Data entries:

▽

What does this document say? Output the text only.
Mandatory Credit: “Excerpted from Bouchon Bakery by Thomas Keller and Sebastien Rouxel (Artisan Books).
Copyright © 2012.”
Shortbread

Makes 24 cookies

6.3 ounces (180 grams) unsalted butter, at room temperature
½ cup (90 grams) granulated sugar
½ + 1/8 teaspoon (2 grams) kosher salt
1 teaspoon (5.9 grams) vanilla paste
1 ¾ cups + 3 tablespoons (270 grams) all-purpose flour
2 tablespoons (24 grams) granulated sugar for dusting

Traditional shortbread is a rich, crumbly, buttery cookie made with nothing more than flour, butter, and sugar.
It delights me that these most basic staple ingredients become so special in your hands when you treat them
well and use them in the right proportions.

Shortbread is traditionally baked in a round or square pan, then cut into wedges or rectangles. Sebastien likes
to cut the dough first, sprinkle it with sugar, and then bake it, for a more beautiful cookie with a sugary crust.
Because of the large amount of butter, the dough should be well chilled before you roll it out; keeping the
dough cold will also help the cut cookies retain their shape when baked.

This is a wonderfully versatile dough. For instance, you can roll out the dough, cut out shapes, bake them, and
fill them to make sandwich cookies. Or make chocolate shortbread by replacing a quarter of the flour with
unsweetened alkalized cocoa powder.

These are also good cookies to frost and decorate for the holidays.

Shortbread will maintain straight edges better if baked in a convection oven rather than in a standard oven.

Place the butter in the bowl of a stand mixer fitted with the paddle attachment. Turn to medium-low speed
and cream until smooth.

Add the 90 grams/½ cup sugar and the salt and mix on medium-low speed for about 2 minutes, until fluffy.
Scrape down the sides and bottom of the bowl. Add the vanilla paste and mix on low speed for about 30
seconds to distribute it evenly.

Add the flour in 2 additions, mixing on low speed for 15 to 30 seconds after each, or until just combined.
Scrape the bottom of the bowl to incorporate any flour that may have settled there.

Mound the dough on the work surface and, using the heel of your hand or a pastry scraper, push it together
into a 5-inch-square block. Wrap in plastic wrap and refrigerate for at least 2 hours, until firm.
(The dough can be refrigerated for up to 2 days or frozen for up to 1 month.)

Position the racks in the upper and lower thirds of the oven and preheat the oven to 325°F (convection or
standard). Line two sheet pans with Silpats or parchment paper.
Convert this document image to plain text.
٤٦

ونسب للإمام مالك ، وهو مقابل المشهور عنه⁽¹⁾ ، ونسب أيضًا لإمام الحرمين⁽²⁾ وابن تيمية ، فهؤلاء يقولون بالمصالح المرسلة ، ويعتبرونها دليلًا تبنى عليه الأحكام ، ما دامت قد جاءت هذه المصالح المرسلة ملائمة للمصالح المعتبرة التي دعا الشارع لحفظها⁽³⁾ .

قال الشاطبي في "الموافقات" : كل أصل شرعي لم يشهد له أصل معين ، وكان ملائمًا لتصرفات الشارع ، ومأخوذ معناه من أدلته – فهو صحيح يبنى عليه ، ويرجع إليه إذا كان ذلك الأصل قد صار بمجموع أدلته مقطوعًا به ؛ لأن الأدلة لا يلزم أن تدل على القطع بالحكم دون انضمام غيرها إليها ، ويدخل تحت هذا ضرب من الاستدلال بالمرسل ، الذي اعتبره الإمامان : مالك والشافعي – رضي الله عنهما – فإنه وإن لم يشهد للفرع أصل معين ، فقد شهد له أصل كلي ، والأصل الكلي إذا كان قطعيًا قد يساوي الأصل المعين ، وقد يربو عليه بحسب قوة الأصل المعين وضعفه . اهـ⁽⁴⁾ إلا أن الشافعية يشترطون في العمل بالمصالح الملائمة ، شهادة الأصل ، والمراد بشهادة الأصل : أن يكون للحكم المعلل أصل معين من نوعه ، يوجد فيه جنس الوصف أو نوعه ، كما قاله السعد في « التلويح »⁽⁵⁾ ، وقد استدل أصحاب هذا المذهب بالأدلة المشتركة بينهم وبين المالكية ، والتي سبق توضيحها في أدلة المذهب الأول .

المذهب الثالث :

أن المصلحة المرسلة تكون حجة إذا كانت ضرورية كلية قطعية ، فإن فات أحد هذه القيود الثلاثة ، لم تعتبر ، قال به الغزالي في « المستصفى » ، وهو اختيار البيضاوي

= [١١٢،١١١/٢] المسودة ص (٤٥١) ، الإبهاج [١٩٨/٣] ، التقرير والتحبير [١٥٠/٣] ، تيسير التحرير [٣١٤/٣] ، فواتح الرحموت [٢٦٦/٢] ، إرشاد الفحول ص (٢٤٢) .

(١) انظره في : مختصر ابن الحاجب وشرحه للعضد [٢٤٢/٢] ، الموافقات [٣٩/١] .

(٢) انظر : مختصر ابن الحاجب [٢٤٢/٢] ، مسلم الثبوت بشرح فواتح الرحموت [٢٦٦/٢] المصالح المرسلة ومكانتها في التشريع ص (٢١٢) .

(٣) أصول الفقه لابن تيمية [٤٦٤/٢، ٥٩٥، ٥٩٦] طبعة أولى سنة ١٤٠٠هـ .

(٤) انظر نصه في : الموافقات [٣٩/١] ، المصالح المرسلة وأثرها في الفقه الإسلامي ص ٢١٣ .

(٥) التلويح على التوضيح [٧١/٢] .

△

Task description ▸ For each line of the listing that holds the word "فواتح", show that line.

Output for this task ▸
= [١١٢،١١١/٢] المسودة ص (٤٥١) ، الإبهاج [١٩٨/٣] ، التقرير والتحبير [١٥٠/٣] ، تيسير التحرير [٣١٤/٣] ، فواتح الرحموت [٢٦٦/٢] ، إرشاد الفحول ص (٢٤٢) .
(٢) انظر : مختصر ابن الحاجب [٢٤٢/٢] ، مسلم الثبوت بشرح فواتح الرحموت [٢٦٦/٢] المصالح المرسلة ومكانتها في التشريع ص (٢١٢) .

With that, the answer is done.